------ Exercise material

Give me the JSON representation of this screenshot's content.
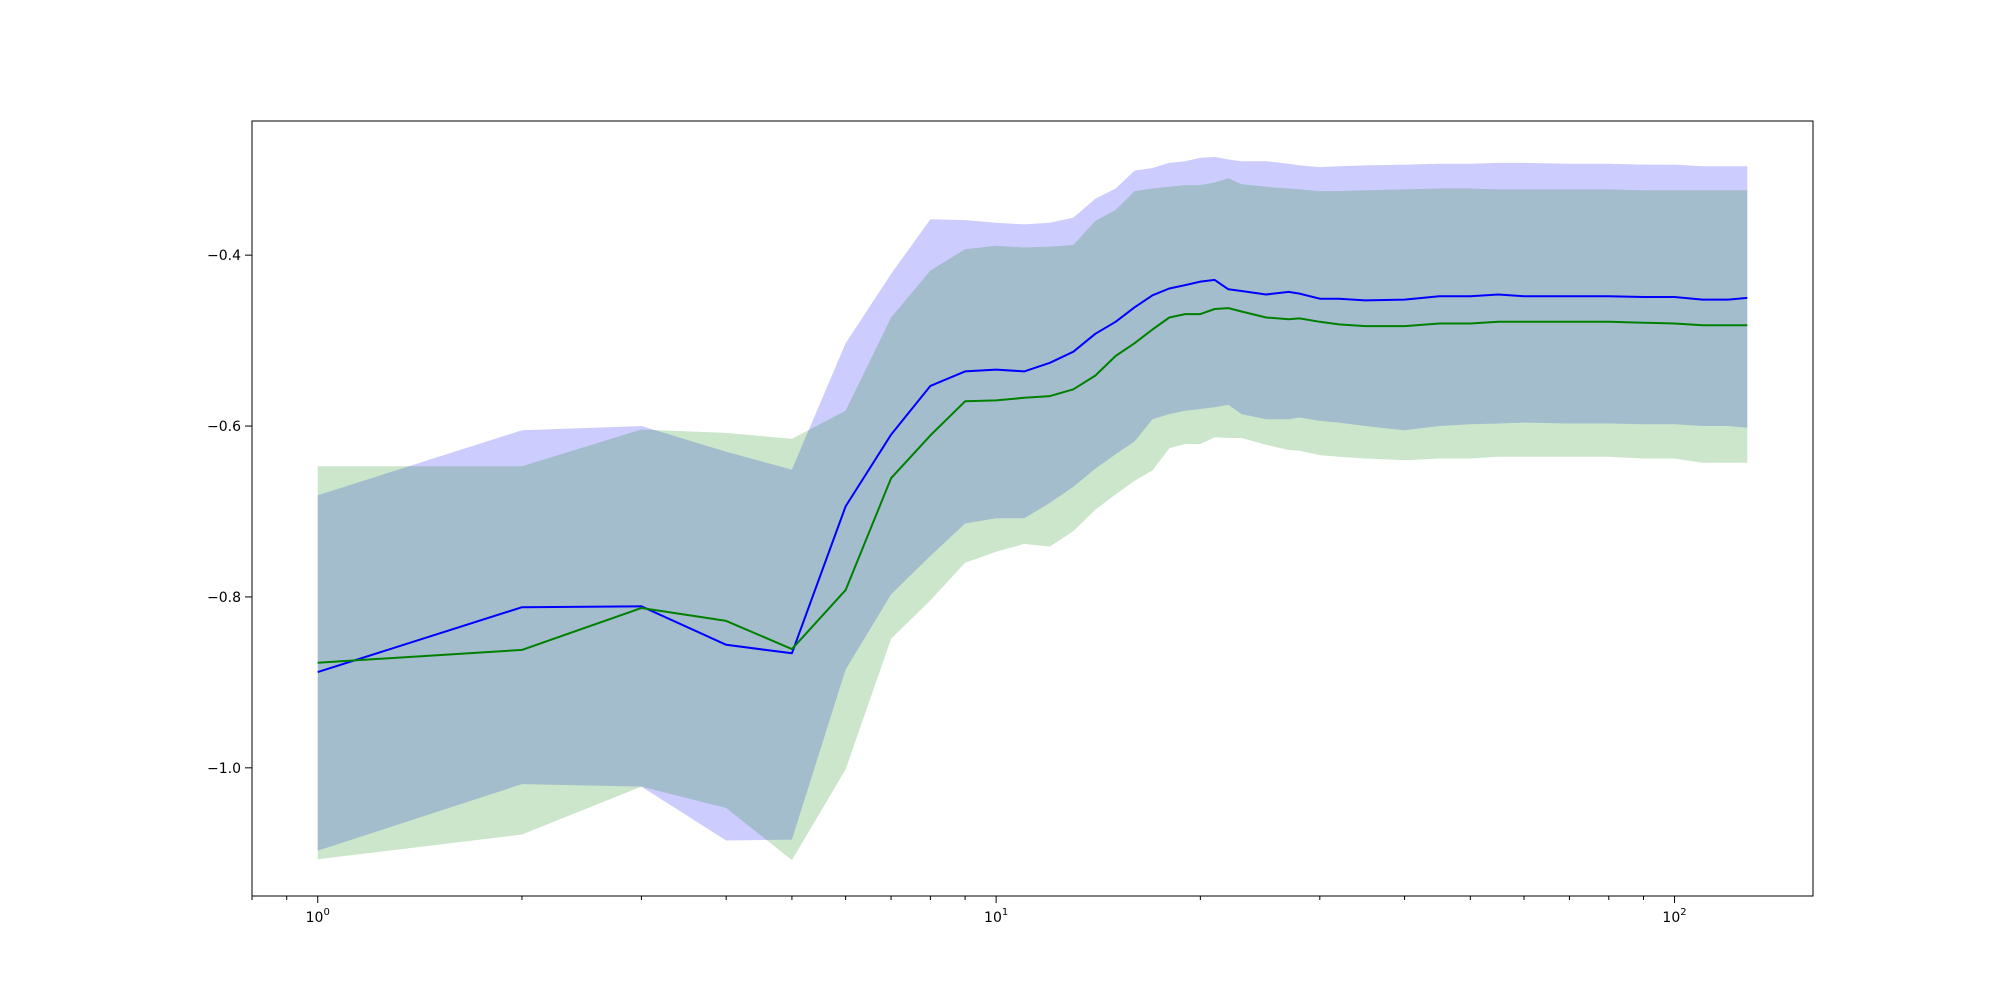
{
  "chart_data": {
    "type": "line",
    "x_scale": "log",
    "xlim": [
      0.8,
      160
    ],
    "ylim": [
      -1.15,
      -0.243
    ],
    "grid": false,
    "legend": "none",
    "title": "",
    "xlabel": "",
    "ylabel": "",
    "xticks_major": [
      {
        "value": 1,
        "base": "10",
        "exp": "0"
      },
      {
        "value": 10,
        "base": "10",
        "exp": "1"
      },
      {
        "value": 100,
        "base": "10",
        "exp": "2"
      }
    ],
    "xticks_minor": [
      0.8,
      0.9,
      2,
      3,
      4,
      5,
      6,
      7,
      8,
      9,
      20,
      30,
      40,
      50,
      60,
      70,
      80,
      90
    ],
    "yticks": [
      {
        "value": -0.4,
        "label": "−0.4"
      },
      {
        "value": -0.6,
        "label": "−0.6"
      },
      {
        "value": -0.8,
        "label": "−0.8"
      },
      {
        "value": -1.0,
        "label": "−1.0"
      }
    ],
    "series": [
      {
        "color": "#0000ff",
        "band_color": "#0000ff",
        "band_opacity": 0.2,
        "x": [
          1,
          2,
          3,
          4,
          5,
          6,
          7,
          8,
          9,
          10,
          11,
          12,
          13,
          14,
          15,
          16,
          17,
          18,
          19,
          20,
          21,
          22,
          23,
          25,
          27,
          28,
          30,
          32,
          35,
          40,
          45,
          50,
          55,
          60,
          70,
          80,
          90,
          100,
          110,
          120,
          128
        ],
        "y": [
          -0.888,
          -0.812,
          -0.811,
          -0.856,
          -0.866,
          -0.694,
          -0.61,
          -0.553,
          -0.536,
          -0.534,
          -0.536,
          -0.526,
          -0.513,
          -0.492,
          -0.478,
          -0.461,
          -0.447,
          -0.439,
          -0.435,
          -0.431,
          -0.429,
          -0.44,
          -0.442,
          -0.446,
          -0.443,
          -0.445,
          -0.451,
          -0.451,
          -0.453,
          -0.452,
          -0.448,
          -0.448,
          -0.446,
          -0.448,
          -0.448,
          -0.448,
          -0.449,
          -0.449,
          -0.452,
          -0.452,
          -0.45
        ],
        "upper": [
          -0.681,
          -0.605,
          -0.6,
          -0.63,
          -0.651,
          -0.503,
          -0.422,
          -0.358,
          -0.359,
          -0.362,
          -0.364,
          -0.362,
          -0.356,
          -0.334,
          -0.322,
          -0.301,
          -0.298,
          -0.292,
          -0.29,
          -0.286,
          -0.285,
          -0.288,
          -0.29,
          -0.29,
          -0.293,
          -0.295,
          -0.297,
          -0.296,
          -0.295,
          -0.294,
          -0.293,
          -0.293,
          -0.292,
          -0.292,
          -0.293,
          -0.293,
          -0.294,
          -0.294,
          -0.296,
          -0.296,
          -0.296
        ],
        "lower": [
          -1.097,
          -1.019,
          -1.022,
          -1.085,
          -1.084,
          -0.885,
          -0.797,
          -0.752,
          -0.714,
          -0.708,
          -0.708,
          -0.69,
          -0.671,
          -0.65,
          -0.633,
          -0.618,
          -0.592,
          -0.586,
          -0.582,
          -0.58,
          -0.578,
          -0.575,
          -0.586,
          -0.592,
          -0.592,
          -0.59,
          -0.594,
          -0.596,
          -0.6,
          -0.605,
          -0.6,
          -0.598,
          -0.597,
          -0.596,
          -0.597,
          -0.597,
          -0.598,
          -0.598,
          -0.6,
          -0.6,
          -0.602
        ]
      },
      {
        "color": "#008000",
        "band_color": "#008000",
        "band_opacity": 0.2,
        "x": [
          1,
          2,
          3,
          4,
          5,
          6,
          7,
          8,
          9,
          10,
          11,
          12,
          13,
          14,
          15,
          16,
          17,
          18,
          19,
          20,
          21,
          22,
          23,
          25,
          27,
          28,
          30,
          32,
          35,
          40,
          45,
          50,
          55,
          60,
          70,
          80,
          90,
          100,
          110,
          120,
          128
        ],
        "y": [
          -0.877,
          -0.862,
          -0.813,
          -0.828,
          -0.861,
          -0.792,
          -0.661,
          -0.611,
          -0.571,
          -0.57,
          -0.567,
          -0.565,
          -0.557,
          -0.541,
          -0.518,
          -0.503,
          -0.487,
          -0.473,
          -0.469,
          -0.469,
          -0.463,
          -0.462,
          -0.466,
          -0.473,
          -0.475,
          -0.474,
          -0.478,
          -0.481,
          -0.483,
          -0.483,
          -0.48,
          -0.48,
          -0.478,
          -0.478,
          -0.478,
          -0.478,
          -0.479,
          -0.48,
          -0.482,
          -0.482,
          -0.482
        ],
        "upper": [
          -0.647,
          -0.647,
          -0.604,
          -0.608,
          -0.615,
          -0.582,
          -0.473,
          -0.418,
          -0.393,
          -0.389,
          -0.391,
          -0.39,
          -0.388,
          -0.36,
          -0.347,
          -0.325,
          -0.322,
          -0.32,
          -0.318,
          -0.318,
          -0.315,
          -0.31,
          -0.317,
          -0.32,
          -0.322,
          -0.323,
          -0.325,
          -0.325,
          -0.324,
          -0.323,
          -0.322,
          -0.322,
          -0.323,
          -0.323,
          -0.323,
          -0.323,
          -0.324,
          -0.324,
          -0.324,
          -0.324,
          -0.324
        ],
        "lower": [
          -1.107,
          -1.078,
          -1.022,
          -1.047,
          -1.108,
          -1.002,
          -0.849,
          -0.804,
          -0.76,
          -0.747,
          -0.738,
          -0.741,
          -0.723,
          -0.698,
          -0.68,
          -0.664,
          -0.652,
          -0.626,
          -0.621,
          -0.621,
          -0.613,
          -0.614,
          -0.614,
          -0.622,
          -0.628,
          -0.629,
          -0.634,
          -0.636,
          -0.638,
          -0.64,
          -0.638,
          -0.638,
          -0.636,
          -0.636,
          -0.636,
          -0.636,
          -0.638,
          -0.638,
          -0.643,
          -0.643,
          -0.643
        ]
      }
    ]
  }
}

------------

Scan the entries above for the word "value" and collect each line holding it.

= Response to this task =
        "value": 1,
        "value": 10,
        "value": 100,
        "value": -0.4,
        "value": -0.6,
        "value": -0.8,
        "value": -1.0,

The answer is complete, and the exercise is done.